[RAW RECORDS]
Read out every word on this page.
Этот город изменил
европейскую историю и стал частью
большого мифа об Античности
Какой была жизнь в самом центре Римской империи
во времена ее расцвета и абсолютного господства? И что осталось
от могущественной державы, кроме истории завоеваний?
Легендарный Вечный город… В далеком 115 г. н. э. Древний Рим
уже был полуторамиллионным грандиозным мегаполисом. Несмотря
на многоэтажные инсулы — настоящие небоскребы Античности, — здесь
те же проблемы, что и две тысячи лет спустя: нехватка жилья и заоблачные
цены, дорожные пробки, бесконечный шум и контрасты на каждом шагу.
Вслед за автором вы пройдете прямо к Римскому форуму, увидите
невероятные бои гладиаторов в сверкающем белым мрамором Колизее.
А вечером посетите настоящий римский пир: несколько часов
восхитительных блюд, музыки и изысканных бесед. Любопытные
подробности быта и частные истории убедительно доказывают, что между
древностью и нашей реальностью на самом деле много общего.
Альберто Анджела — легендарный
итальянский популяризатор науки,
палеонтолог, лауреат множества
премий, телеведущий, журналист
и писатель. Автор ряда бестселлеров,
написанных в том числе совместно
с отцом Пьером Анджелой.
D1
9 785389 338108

[DIRECTIONS FOR THIS TASK] Take the material above and return all of it exactly.

[TASK OUTPUT]
Read out every word on this page.
Этот город изменил
европейскую историю и стал частью
большого мифа об Античности
Какой была жизнь в самом центре Римской империи
во времена ее расцвета и абсолютного господства? И что осталось
от могущественной державы, кроме истории завоеваний?
Легендарный Вечный город… В далеком 115 г. н. э. Древний Рим
уже был полуторамиллионным грандиозным мегаполисом. Несмотря
на многоэтажные инсулы — настоящие небоскребы Античности, — здесь
те же проблемы, что и две тысячи лет спустя: нехватка жилья и заоблачные
цены, дорожные пробки, бесконечный шум и контрасты на каждом шагу.
Вслед за автором вы пройдете прямо к Римскому форуму, увидите
невероятные бои гладиаторов в сверкающем белым мрамором Колизее.
А вечером посетите настоящий римский пир: несколько часов
восхитительных блюд, музыки и изысканных бесед. Любопытные
подробности быта и частные истории убедительно доказывают, что между
древностью и нашей реальностью на самом деле много общего.
Альберто Анджела — легендарный
итальянский популяризатор науки,
палеонтолог, лауреат множества
премий, телеведущий, журналист
и писатель. Автор ряда бестселлеров,
написанных в том числе совместно
с отцом Пьером Анджелой.
D1
9 785389 338108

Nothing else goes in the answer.